___ INPUT FOR THIS TASK ___
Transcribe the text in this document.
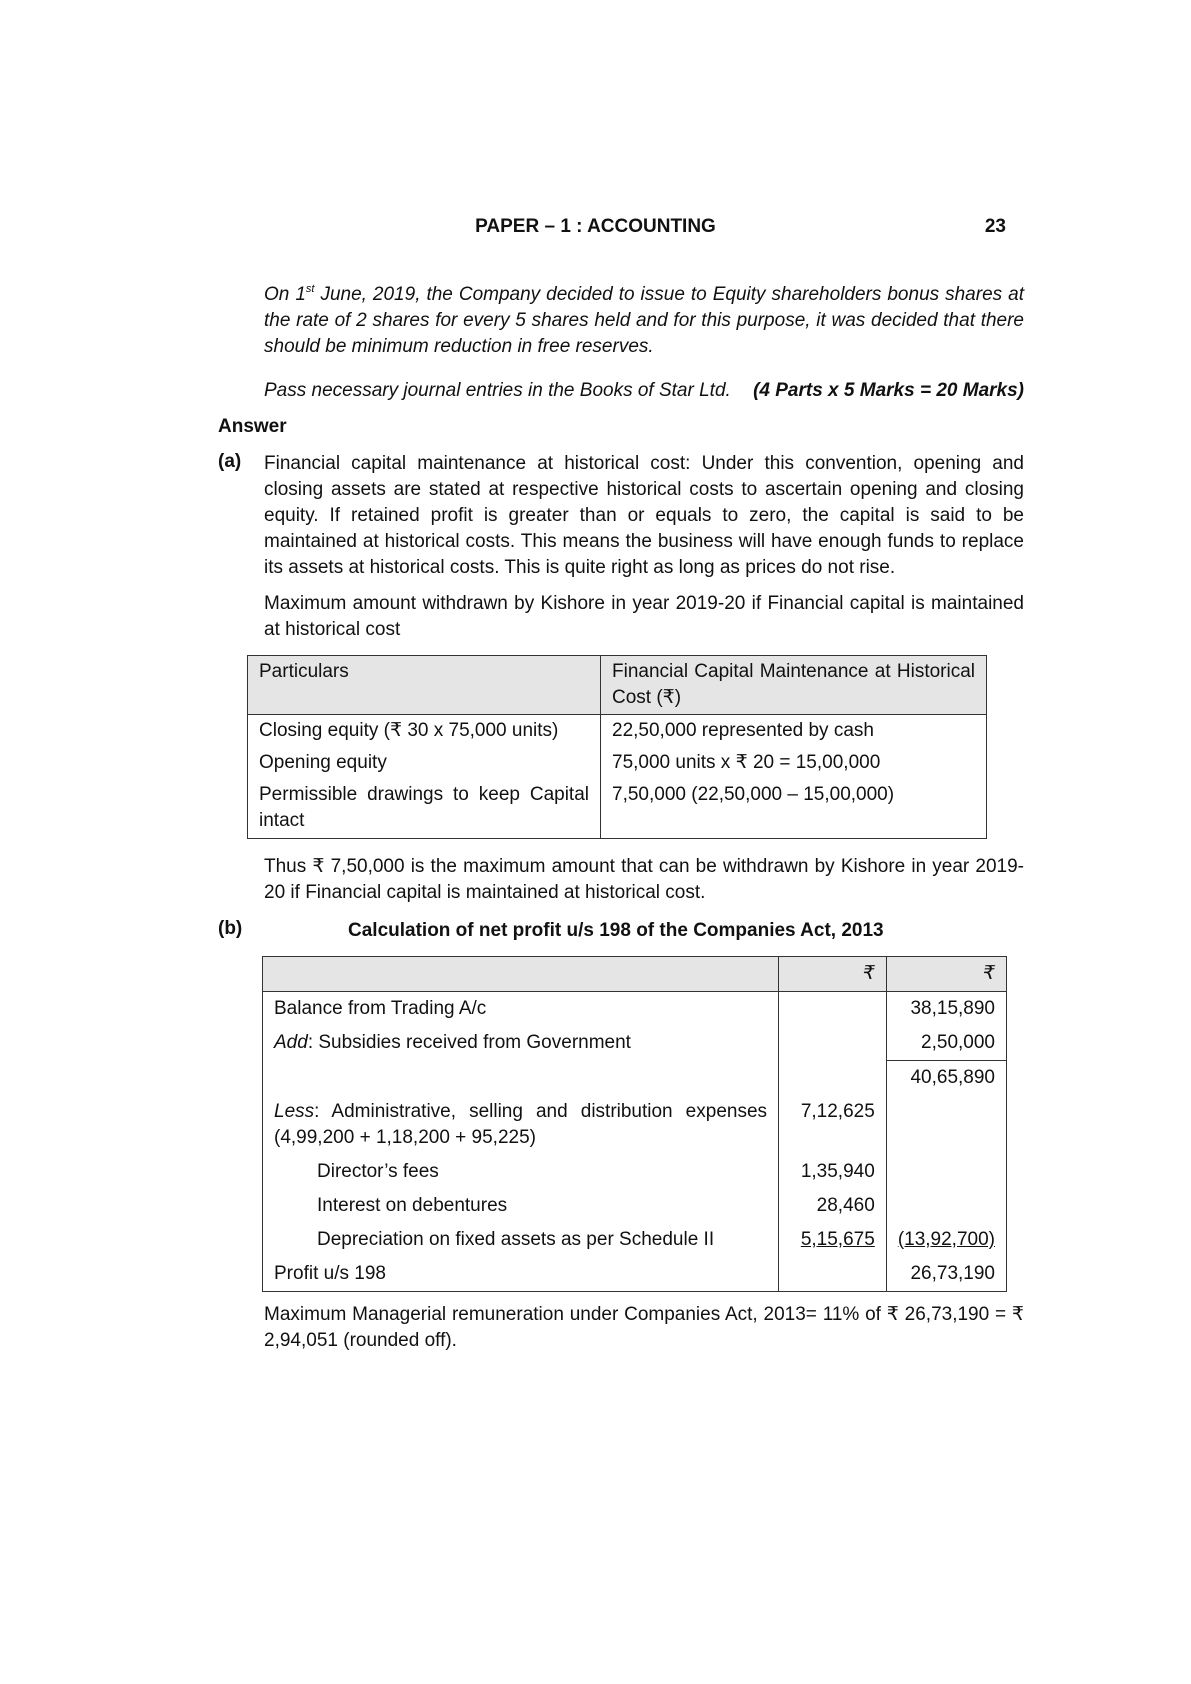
PAPER – 1 : ACCOUNTING	23
On 1st June, 2019, the Company decided to issue to Equity shareholders bonus shares at the rate of 2 shares for every 5 shares held and for this purpose, it was decided that there should be minimum reduction in free reserves.
Pass necessary journal entries in the Books of Star Ltd. (4 Parts x 5 Marks = 20 Marks)
Answer
(a) Financial capital maintenance at historical cost: Under this convention, opening and closing assets are stated at respective historical costs to ascertain opening and closing equity. If retained profit is greater than or equals to zero, the capital is said to be maintained at historical costs. This means the business will have enough funds to replace its assets at historical costs. This is quite right as long as prices do not rise.
Maximum amount withdrawn by Kishore in year 2019-20 if Financial capital is maintained at historical cost
Particulars	Financial Capital Maintenance at Historical Cost (₹)
Closing equity (₹ 30 x 75,000 units)	22,50,000 represented by cash
Opening equity	75,000 units x ₹ 20 = 15,00,000
Permissible drawings to keep Capital intact	7,50,000 (22,50,000 – 15,00,000)
Thus ₹ 7,50,000 is the maximum amount that can be withdrawn by Kishore in year 2019-20 if Financial capital is maintained at historical cost.
(b)	Calculation of net profit u/s 198 of the Companies Act, 2013
	₹	₹
Balance from Trading A/c		38,15,890
Add: Subsidies received from Government		2,50,000
		40,65,890
Less: Administrative, selling and distribution expenses (4,99,200 + 1,18,200 + 95,225)	7,12,625	
Director’s fees	1,35,940	
Interest on debentures	28,460	
Depreciation on fixed assets as per Schedule II	5,15,675	(13,92,700)
Profit u/s 198		26,73,190
Maximum Managerial remuneration under Companies Act, 2013= 11% of ₹ 26,73,190 = ₹ 2,94,051 (rounded off).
___
DIRECTIONS FOR THIS TASK:
Print every entry exactly as written, without the pictures.

RESULT OF THIS EXERCISE:
Transcribe the text in this document.
PAPER – 1 : ACCOUNTING	23
On 1st June, 2019, the Company decided to issue to Equity shareholders bonus shares at the rate of 2 shares for every 5 shares held and for this purpose, it was decided that there should be minimum reduction in free reserves.
Pass necessary journal entries in the Books of Star Ltd. (4 Parts x 5 Marks = 20 Marks)
Answer
(a) Financial capital maintenance at historical cost: Under this convention, opening and closing assets are stated at respective historical costs to ascertain opening and closing equity. If retained profit is greater than or equals to zero, the capital is said to be maintained at historical costs. This means the business will have enough funds to replace its assets at historical costs. This is quite right as long as prices do not rise.
Maximum amount withdrawn by Kishore in year 2019-20 if Financial capital is maintained at historical cost
Particulars	Financial Capital Maintenance at Historical Cost (₹)
Closing equity (₹ 30 x 75,000 units)	22,50,000 represented by cash
Opening equity	75,000 units x ₹ 20 = 15,00,000
Permissible drawings to keep Capital intact	7,50,000 (22,50,000 – 15,00,000)
Thus ₹ 7,50,000 is the maximum amount that can be withdrawn by Kishore in year 2019-20 if Financial capital is maintained at historical cost.
(b)	Calculation of net profit u/s 198 of the Companies Act, 2013
	₹	₹
Balance from Trading A/c		38,15,890
Add: Subsidies received from Government		2,50,000
		40,65,890
Less: Administrative, selling and distribution expenses (4,99,200 + 1,18,200 + 95,225)	7,12,625	
Director’s fees	1,35,940	
Interest on debentures	28,460	
Depreciation on fixed assets as per Schedule II	5,15,675	(13,92,700)
Profit u/s 198		26,73,190
Maximum Managerial remuneration under Companies Act, 2013= 11% of ₹ 26,73,190 = ₹ 2,94,051 (rounded off).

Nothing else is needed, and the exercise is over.